■ **GOAL**: Transcribe the entries that follow, word for word.
__________
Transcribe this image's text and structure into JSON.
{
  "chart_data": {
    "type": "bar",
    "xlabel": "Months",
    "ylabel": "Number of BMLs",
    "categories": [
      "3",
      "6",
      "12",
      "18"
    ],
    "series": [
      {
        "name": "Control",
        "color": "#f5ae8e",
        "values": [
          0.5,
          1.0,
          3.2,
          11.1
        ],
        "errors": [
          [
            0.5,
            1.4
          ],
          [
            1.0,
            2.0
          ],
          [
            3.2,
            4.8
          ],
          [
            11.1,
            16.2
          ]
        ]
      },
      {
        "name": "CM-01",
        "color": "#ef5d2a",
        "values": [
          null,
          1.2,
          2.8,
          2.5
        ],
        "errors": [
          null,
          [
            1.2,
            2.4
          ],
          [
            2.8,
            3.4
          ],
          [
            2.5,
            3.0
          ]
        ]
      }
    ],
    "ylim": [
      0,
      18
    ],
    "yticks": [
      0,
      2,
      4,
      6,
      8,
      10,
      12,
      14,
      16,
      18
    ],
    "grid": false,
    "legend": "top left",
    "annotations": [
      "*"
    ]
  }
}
__________
■ **WRITTEN ANSWER**:
Transcribe this image's text and structure into JSON.
{
  "chart_data": {
    "type": "bar",
    "xlabel": "Months",
    "ylabel": "Number of BMLs",
    "categories": [
      "3",
      "6",
      "12",
      "18"
    ],
    "series": [
      {
        "name": "Control",
        "color": "#f5ae8e",
        "values": [
          0.5,
          1.0,
          3.2,
          11.1
        ],
        "errors": [
          [
            0.5,
            1.4
          ],
          [
            1.0,
            2.0
          ],
          [
            3.2,
            4.8
          ],
          [
            11.1,
            16.2
          ]
        ]
      },
      {
        "name": "CM-01",
        "color": "#ef5d2a",
        "values": [
          null,
          1.2,
          2.8,
          2.5
        ],
        "errors": [
          null,
          [
            1.2,
            2.4
          ],
          [
            2.8,
            3.4
          ],
          [
            2.5,
            3.0
          ]
        ]
      }
    ],
    "ylim": [
      0,
      18
    ],
    "yticks": [
      0,
      2,
      4,
      6,
      8,
      10,
      12,
      14,
      16,
      18
    ],
    "grid": false,
    "legend": "top left",
    "annotations": [
      "*"
    ]
  }
}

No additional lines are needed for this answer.